Task to complete:
Copy every record below exactly as written, but leave out the pictures.

Source data:
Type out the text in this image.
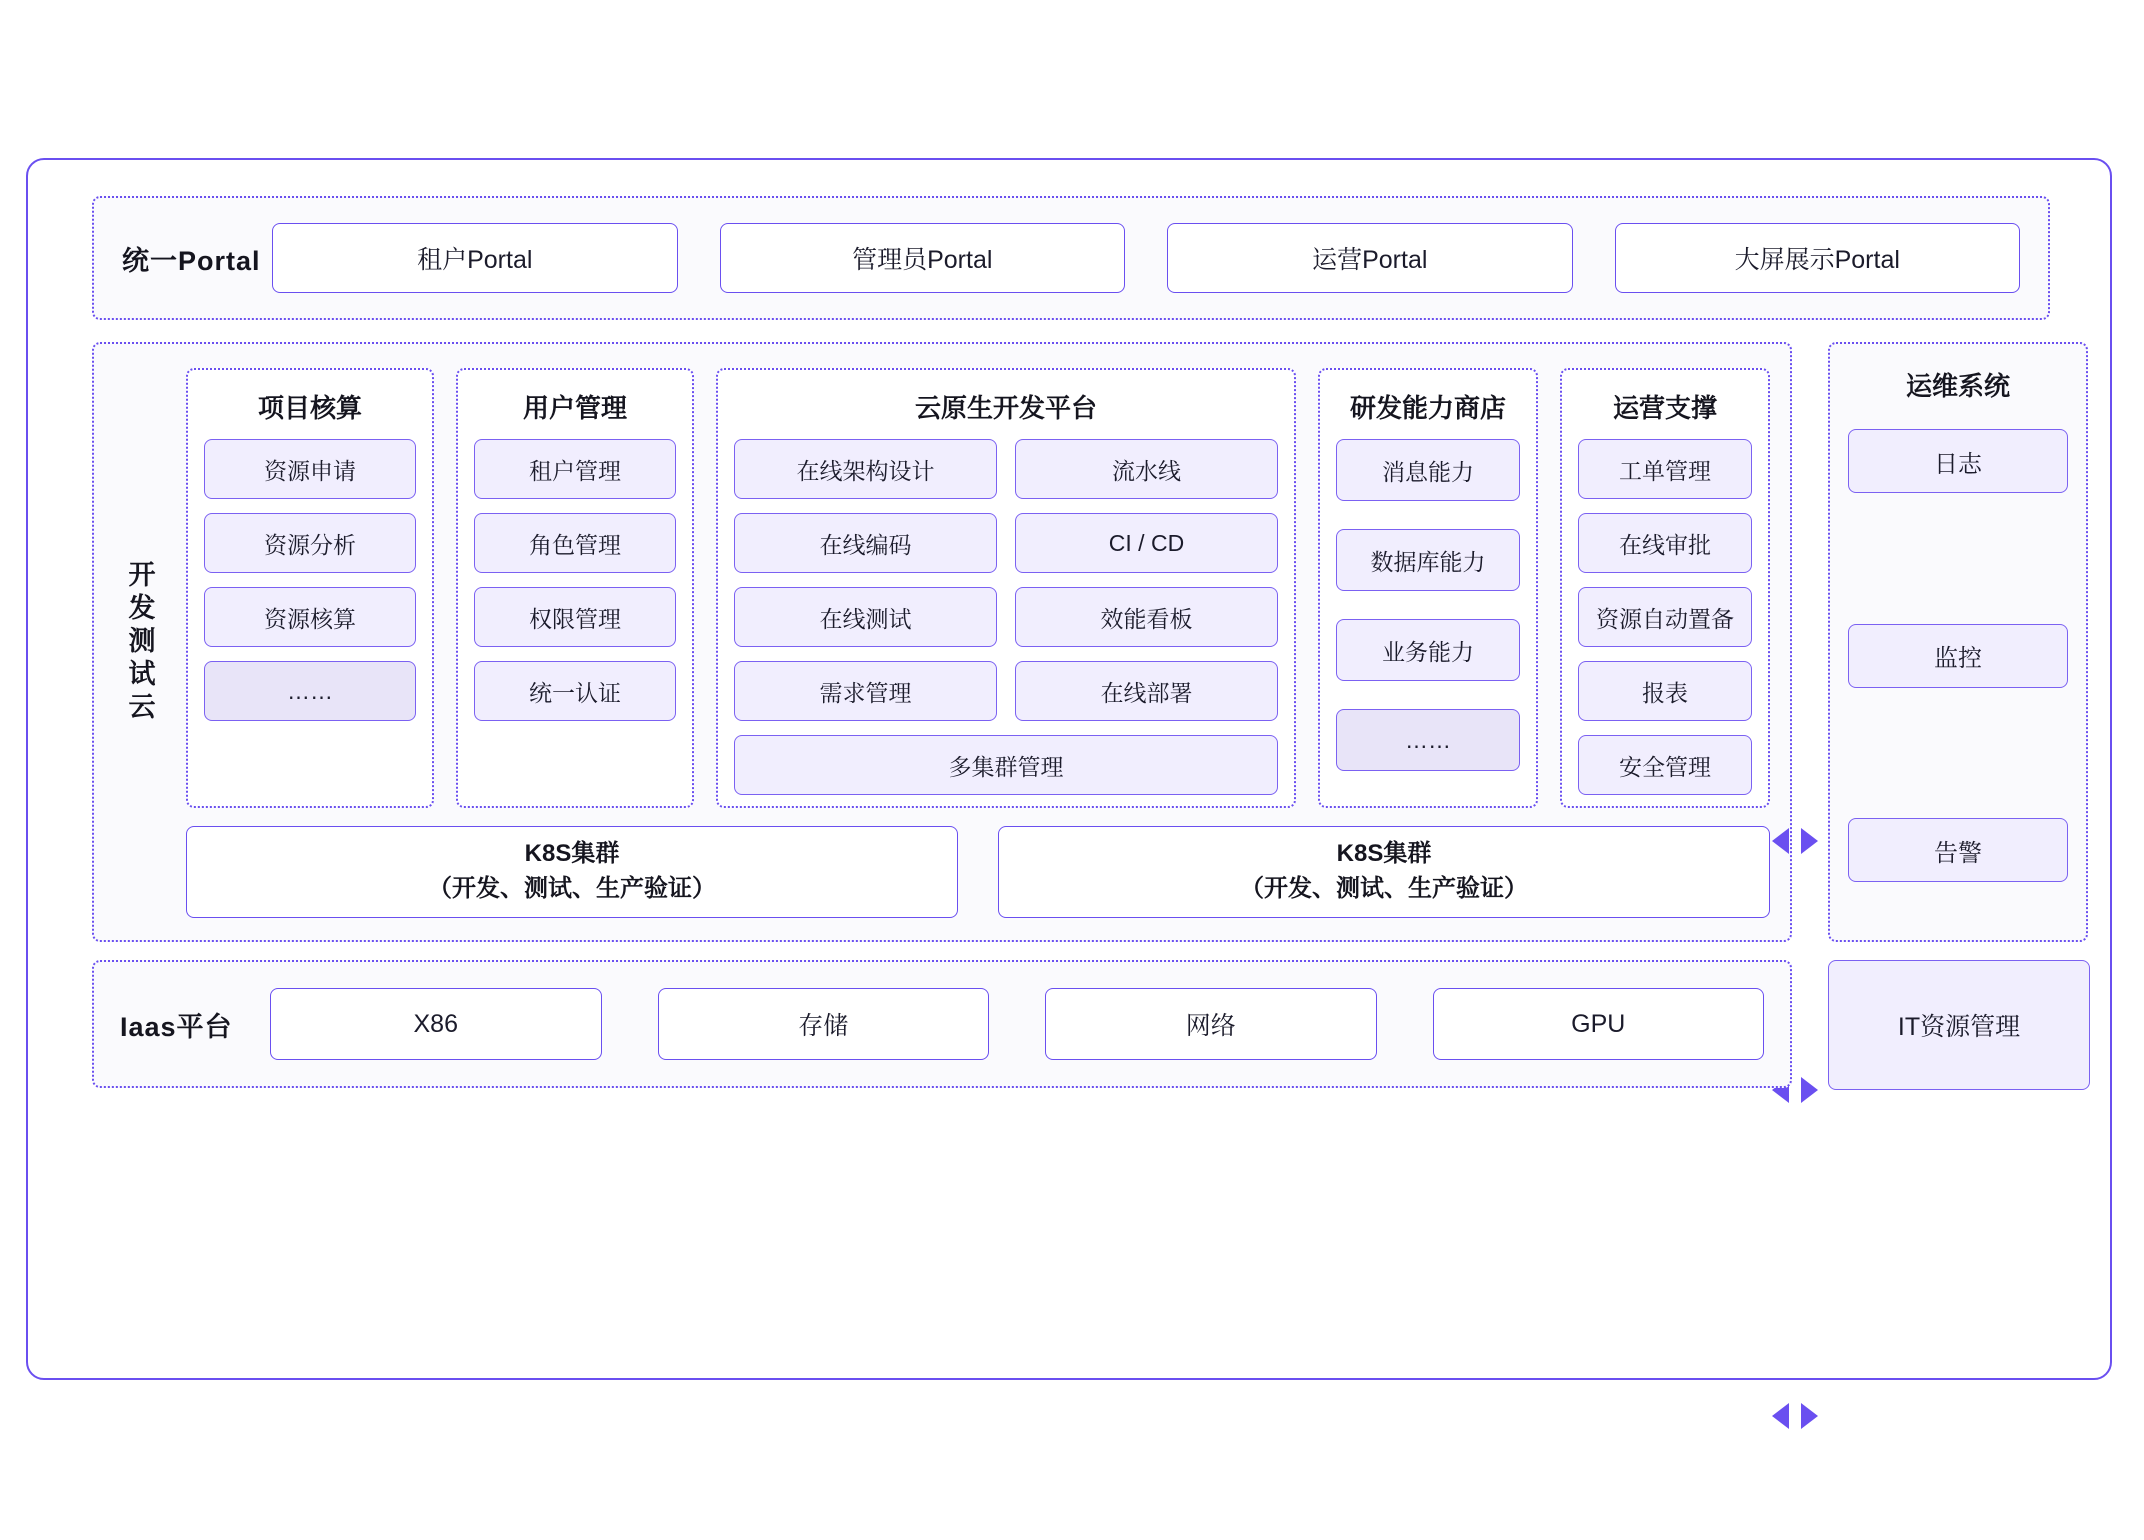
统一Portal	租户Portal	管理员Portal	运营Portal	大屏展示Portal
开发测试云
项目核算
资源申请
资源分析
资源核算
……
用户管理
租户管理
角色管理
权限管理
统一认证
云原生开发平台
在线架构设计	流水线
在线编码	CI / CD
在线测试	效能看板
需求管理	在线部署
多集群管理
研发能力商店
消息能力
数据库能力
业务能力
……
运营支撑
工单管理
在线审批
资源自动置备
报表
安全管理
K8S集群
（开发、测试、生产验证）
K8S集群
（开发、测试、生产验证）
运维系统
日志
监控
告警
Iaas平台	X86	存储	网络	GPU	IT资源管理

Solved exercise:
Type out the text in this image.
统一Portal	租户Portal	管理员Portal	运营Portal	大屏展示Portal
开发测试云
项目核算
资源申请
资源分析
资源核算
……
用户管理
租户管理
角色管理
权限管理
统一认证
云原生开发平台
在线架构设计	流水线
在线编码	CI / CD
在线测试	效能看板
需求管理	在线部署
多集群管理
研发能力商店
消息能力
数据库能力
业务能力
……
运营支撑
工单管理
在线审批
资源自动置备
报表
安全管理
K8S集群
（开发、测试、生产验证）
K8S集群
（开发、测试、生产验证）
运维系统
日志
监控
告警
Iaas平台	X86	存储	网络	GPU	IT资源管理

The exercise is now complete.